OBJECTIVE.
Print all of the data exactly.

>>>>

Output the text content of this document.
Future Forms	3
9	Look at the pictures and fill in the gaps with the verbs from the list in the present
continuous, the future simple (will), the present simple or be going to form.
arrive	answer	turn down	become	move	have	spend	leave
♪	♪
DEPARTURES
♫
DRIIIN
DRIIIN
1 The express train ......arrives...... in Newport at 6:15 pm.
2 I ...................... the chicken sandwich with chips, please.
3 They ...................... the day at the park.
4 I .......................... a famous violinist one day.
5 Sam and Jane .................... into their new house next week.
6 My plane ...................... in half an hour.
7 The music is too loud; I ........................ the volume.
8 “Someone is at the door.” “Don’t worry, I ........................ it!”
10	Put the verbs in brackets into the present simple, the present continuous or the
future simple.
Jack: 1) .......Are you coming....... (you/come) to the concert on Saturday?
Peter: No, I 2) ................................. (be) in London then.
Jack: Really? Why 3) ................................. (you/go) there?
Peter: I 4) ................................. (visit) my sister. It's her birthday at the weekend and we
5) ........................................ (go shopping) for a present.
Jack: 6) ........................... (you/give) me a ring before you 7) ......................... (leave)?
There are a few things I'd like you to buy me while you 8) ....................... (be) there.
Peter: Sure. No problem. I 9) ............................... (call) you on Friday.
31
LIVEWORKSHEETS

<<<<

EXERCISE RESULT.
Output the text content of this document.
Future Forms	3
9	Look at the pictures and fill in the gaps with the verbs from the list in the present
continuous, the future simple (will), the present simple or be going to form.
arrive	answer	turn down	become	move	have	spend	leave
♪	♪
DEPARTURES
♫
DRIIIN
DRIIIN
1 The express train ......arrives...... in Newport at 6:15 pm.
2 I ...................... the chicken sandwich with chips, please.
3 They ...................... the day at the park.
4 I .......................... a famous violinist one day.
5 Sam and Jane .................... into their new house next week.
6 My plane ...................... in half an hour.
7 The music is too loud; I ........................ the volume.
8 “Someone is at the door.” “Don’t worry, I ........................ it!”
10	Put the verbs in brackets into the present simple, the present continuous or the
future simple.
Jack: 1) .......Are you coming....... (you/come) to the concert on Saturday?
Peter: No, I 2) ................................. (be) in London then.
Jack: Really? Why 3) ................................. (you/go) there?
Peter: I 4) ................................. (visit) my sister. It's her birthday at the weekend and we
5) ........................................ (go shopping) for a present.
Jack: 6) ........................... (you/give) me a ring before you 7) ......................... (leave)?
There are a few things I'd like you to buy me while you 8) ....................... (be) there.
Peter: Sure. No problem. I 9) ............................... (call) you on Friday.
31
LIVEWORKSHEETS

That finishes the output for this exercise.